What the task asks: Return nothing but the lines from the line containing "Reverse-engineer this chart into JSON." through the last line of the records, reproduced exactly.
** begin Records supplied **
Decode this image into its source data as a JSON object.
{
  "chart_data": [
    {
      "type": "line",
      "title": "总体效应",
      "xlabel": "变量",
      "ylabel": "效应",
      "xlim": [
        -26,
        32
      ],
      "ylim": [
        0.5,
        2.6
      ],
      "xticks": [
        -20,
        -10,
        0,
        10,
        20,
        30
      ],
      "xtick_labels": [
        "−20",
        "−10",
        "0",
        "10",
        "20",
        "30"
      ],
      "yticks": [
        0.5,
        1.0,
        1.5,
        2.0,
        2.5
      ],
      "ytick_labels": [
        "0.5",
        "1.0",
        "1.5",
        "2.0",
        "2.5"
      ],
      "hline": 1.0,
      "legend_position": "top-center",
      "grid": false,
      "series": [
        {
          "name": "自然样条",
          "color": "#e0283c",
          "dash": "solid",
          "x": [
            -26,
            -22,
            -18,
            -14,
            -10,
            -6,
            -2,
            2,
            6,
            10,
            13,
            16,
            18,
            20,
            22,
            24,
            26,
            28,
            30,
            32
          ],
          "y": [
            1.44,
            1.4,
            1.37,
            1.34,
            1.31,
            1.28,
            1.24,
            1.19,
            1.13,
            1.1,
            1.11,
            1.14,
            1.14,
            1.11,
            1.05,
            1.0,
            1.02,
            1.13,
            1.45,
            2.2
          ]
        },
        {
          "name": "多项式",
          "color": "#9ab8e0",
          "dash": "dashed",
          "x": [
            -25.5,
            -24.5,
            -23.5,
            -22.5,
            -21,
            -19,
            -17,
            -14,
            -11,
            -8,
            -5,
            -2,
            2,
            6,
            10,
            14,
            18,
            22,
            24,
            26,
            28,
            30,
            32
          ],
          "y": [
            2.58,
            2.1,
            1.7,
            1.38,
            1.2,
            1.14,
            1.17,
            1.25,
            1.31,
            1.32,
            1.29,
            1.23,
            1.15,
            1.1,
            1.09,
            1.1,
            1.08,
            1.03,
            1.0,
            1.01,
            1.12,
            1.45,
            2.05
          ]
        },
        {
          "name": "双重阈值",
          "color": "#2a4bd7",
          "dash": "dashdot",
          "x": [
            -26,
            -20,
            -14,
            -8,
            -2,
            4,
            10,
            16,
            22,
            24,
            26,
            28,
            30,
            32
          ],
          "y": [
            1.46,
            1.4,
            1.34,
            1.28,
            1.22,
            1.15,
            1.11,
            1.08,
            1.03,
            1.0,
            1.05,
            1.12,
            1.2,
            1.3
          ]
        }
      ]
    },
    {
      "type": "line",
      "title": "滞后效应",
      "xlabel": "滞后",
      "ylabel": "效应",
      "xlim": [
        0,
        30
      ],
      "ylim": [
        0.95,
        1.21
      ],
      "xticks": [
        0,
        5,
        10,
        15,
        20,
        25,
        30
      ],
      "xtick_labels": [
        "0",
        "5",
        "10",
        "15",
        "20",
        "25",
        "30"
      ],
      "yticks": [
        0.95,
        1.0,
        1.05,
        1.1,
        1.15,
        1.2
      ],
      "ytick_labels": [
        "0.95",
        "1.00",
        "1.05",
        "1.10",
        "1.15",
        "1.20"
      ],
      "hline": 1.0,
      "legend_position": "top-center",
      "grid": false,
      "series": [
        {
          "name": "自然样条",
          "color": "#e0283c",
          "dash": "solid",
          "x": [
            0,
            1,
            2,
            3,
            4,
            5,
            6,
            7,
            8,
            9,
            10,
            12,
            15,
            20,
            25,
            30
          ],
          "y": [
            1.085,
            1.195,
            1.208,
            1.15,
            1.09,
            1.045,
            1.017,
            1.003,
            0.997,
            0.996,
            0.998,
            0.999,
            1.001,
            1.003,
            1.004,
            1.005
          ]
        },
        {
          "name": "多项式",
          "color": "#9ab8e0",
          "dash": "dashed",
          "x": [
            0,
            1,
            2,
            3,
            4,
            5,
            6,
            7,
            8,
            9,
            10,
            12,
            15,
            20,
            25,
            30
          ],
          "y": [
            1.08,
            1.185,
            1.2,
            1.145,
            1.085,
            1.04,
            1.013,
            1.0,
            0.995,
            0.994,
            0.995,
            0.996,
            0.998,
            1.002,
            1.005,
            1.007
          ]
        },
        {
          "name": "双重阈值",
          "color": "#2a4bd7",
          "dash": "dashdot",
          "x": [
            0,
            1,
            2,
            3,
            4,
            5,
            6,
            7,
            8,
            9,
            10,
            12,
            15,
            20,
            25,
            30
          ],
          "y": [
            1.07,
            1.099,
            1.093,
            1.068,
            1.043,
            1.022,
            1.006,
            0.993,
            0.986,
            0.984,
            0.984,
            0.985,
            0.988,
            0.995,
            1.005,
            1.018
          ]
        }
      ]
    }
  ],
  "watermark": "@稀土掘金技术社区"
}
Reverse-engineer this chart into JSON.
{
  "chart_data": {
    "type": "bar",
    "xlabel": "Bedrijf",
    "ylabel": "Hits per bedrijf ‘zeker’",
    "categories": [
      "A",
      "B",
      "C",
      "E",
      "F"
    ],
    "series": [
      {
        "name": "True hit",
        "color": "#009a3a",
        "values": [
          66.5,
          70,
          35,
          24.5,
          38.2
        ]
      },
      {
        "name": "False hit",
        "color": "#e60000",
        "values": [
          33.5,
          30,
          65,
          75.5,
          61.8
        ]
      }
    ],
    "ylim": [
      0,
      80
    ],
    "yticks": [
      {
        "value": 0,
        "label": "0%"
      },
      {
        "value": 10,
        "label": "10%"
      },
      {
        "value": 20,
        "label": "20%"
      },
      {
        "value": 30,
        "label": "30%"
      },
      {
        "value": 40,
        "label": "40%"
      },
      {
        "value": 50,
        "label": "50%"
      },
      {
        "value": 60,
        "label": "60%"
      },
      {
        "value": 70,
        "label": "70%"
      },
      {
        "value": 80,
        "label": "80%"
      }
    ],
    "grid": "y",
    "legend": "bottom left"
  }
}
** end Records supplied **
Answer to this task:
Reverse-engineer this chart into JSON.
{
  "chart_data": {
    "type": "bar",
    "xlabel": "Bedrijf",
    "ylabel": "Hits per bedrijf ‘zeker’",
    "categories": [
      "A",
      "B",
      "C",
      "E",
      "F"
    ],
    "series": [
      {
        "name": "True hit",
        "color": "#009a3a",
        "values": [
          66.5,
          70,
          35,
          24.5,
          38.2
        ]
      },
      {
        "name": "False hit",
        "color": "#e60000",
        "values": [
          33.5,
          30,
          65,
          75.5,
          61.8
        ]
      }
    ],
    "ylim": [
      0,
      80
    ],
    "yticks": [
      {
        "value": 0,
        "label": "0%"
      },
      {
        "value": 10,
        "label": "10%"
      },
      {
        "value": 20,
        "label": "20%"
      },
      {
        "value": 30,
        "label": "30%"
      },
      {
        "value": 40,
        "label": "40%"
      },
      {
        "value": 50,
        "label": "50%"
      },
      {
        "value": 60,
        "label": "60%"
      },
      {
        "value": 70,
        "label": "70%"
      },
      {
        "value": 80,
        "label": "80%"
      }
    ],
    "grid": "y",
    "legend": "bottom left"
  }
}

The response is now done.